[Item position entries]
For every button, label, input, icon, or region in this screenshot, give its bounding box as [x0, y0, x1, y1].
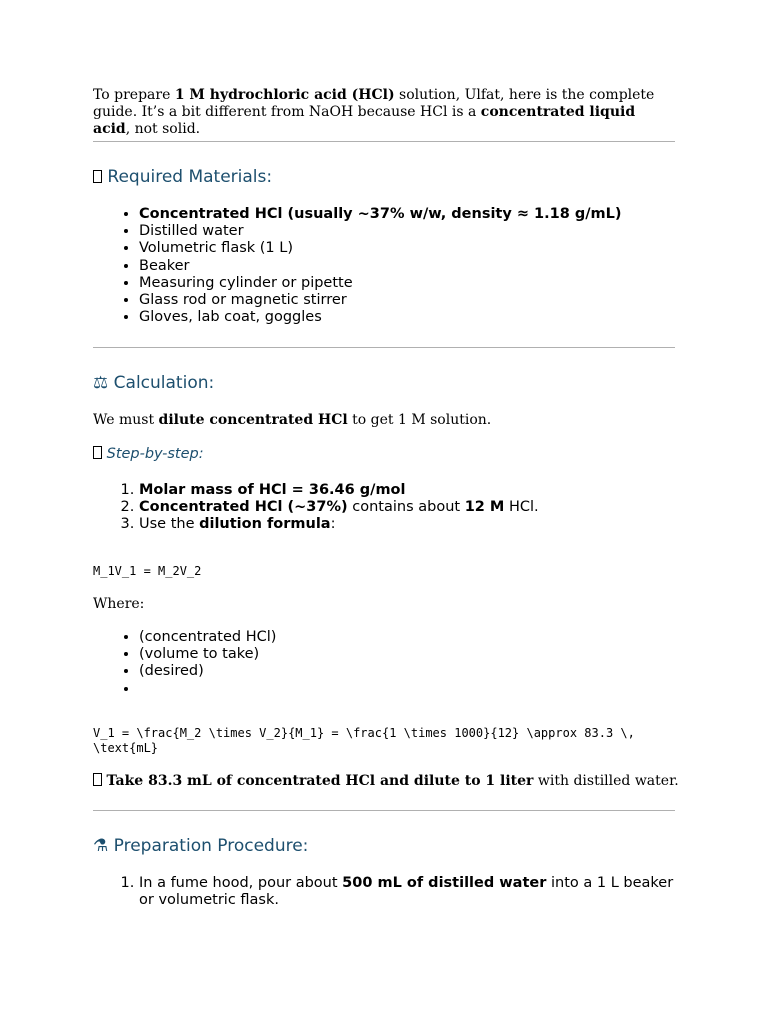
- intro-text-2: solution, Ulfat, here is the complete guide. It’s a bit different from NaOH because HCl is a: [93, 87, 655, 120]
- calculation-intro: [93, 412, 491, 429]
- step-bold: dilution formula: [199, 516, 331, 533]
- step-text: Use the: [139, 516, 200, 533]
- result-text: with distilled water.: [533, 773, 679, 789]
- step-bold: Concentrated HCl (~37%): [139, 499, 348, 516]
- calc-text-1: We must: [93, 412, 159, 428]
- divider: [93, 141, 675, 142]
- alembic-icon: ⚗: [93, 836, 109, 856]
- list-item: [139, 258, 622, 275]
- step-text: contains about: [347, 499, 465, 516]
- list-item: [139, 516, 539, 533]
- list-item: [139, 206, 622, 223]
- intro-paragraph: [93, 87, 675, 138]
- box-icon: [93, 773, 102, 790]
- intro-bold-2: concentrated liquid acid: [93, 104, 636, 137]
- step-bold: Molar mass of HCl = 36.46 g/mol: [139, 482, 406, 498]
- intro-bold-1: 1 M hydrochloric acid (HCl): [174, 87, 395, 103]
- step-text: In a fume hood, pour about: [139, 875, 343, 891]
- list-item: [139, 499, 539, 516]
- material-text: Volumetric flask (1 L): [139, 240, 293, 257]
- procedure-steps: [93, 875, 675, 909]
- list-item: • (volume to take): [139, 646, 276, 663]
- list-item: [139, 240, 622, 257]
- intro-text-1: To prepare: [93, 87, 175, 103]
- materials-list: [93, 206, 622, 326]
- materials-title: Required Materials:: [107, 167, 273, 187]
- calculation-heading: [93, 372, 214, 394]
- result-bold: Take 83.3 mL of concentrated HCl and dilute to 1 liter: [106, 773, 534, 789]
- procedure-title: Preparation Procedure:: [113, 836, 309, 856]
- balance-scale-icon: ⚖: [93, 373, 109, 393]
- step-by-step-heading: [93, 445, 204, 463]
- material-text: Glass rod or magnetic stirrer: [139, 292, 347, 309]
- calculation-steps: [93, 482, 539, 534]
- material-text: Gloves, lab coat, goggles: [139, 309, 322, 326]
- divider: [93, 347, 675, 348]
- material-text: Measuring cylinder or pipette: [139, 274, 353, 291]
- procedure-heading: [93, 835, 308, 857]
- list-item: • (desired): [139, 663, 276, 680]
- volume-formula: V_1 = \frac{M_2 \times V_2}{M_1} = \frac{1 \times 1000}{12} \approx 83.3 \, \text{mL}: [93, 726, 635, 755]
- box-icon: [93, 445, 102, 463]
- step-text: :: [330, 516, 336, 533]
- materials-heading: [93, 166, 272, 188]
- list-item: • (concentrated HCl): [139, 629, 276, 646]
- step-title: Step-by-step:: [106, 446, 204, 462]
- list-item: [139, 875, 675, 909]
- where-list: [93, 629, 276, 698]
- calc-bold: dilute concentrated HCl: [158, 412, 348, 428]
- result-line: [93, 773, 679, 790]
- list-item: [139, 309, 622, 326]
- calculation-title: Calculation:: [113, 373, 215, 393]
- box-icon: [93, 166, 102, 188]
- list-item: [139, 292, 622, 309]
- list-item: [139, 223, 622, 240]
- list-item: [139, 275, 622, 292]
- intro-text-3: , not solid.: [125, 121, 201, 137]
- list-item: [139, 681, 276, 698]
- step-text: HCl.: [504, 499, 539, 516]
- step-bold: 500 mL of distilled water: [342, 875, 547, 891]
- material-text: Beaker: [139, 257, 190, 274]
- dilution-formula: M_1V_1 = M_2V_2: [93, 564, 202, 578]
- where-label: Where:: [93, 596, 145, 612]
- material-text: Distilled water: [139, 223, 244, 240]
- step-bold: 12 M: [464, 499, 505, 516]
- material-bold: Concentrated HCl (usually ~37% w/w, density ≈ 1.18 g/mL): [139, 206, 622, 222]
- list-item: [139, 482, 539, 499]
- step-text: into a 1 L beaker or volumetric flask.: [139, 875, 674, 909]
- divider: [93, 810, 675, 811]
- calc-text-2: to get 1 M solution.: [347, 412, 492, 428]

### TASK REQUIREMENTS
Change "dilution formula" to "dilution equation" in the rows starting at the line containing "- intro-text-2: solution, Ulfat, here" and stopping after the line containing "- step-text: Use the: [139, 516, 200, 533]". Leave everything else as it is, and return only those lines.

### RESPONSE FOR THIS EXERCISE
- intro-text-2: solution, Ulfat, here is the complete guide. It’s a bit different from NaOH because HCl is a: [93, 87, 655, 120]
- calculation-intro: [93, 412, 491, 429]
- step-bold: dilution equation: [199, 516, 331, 533]
- step-text: Use the: [139, 516, 200, 533]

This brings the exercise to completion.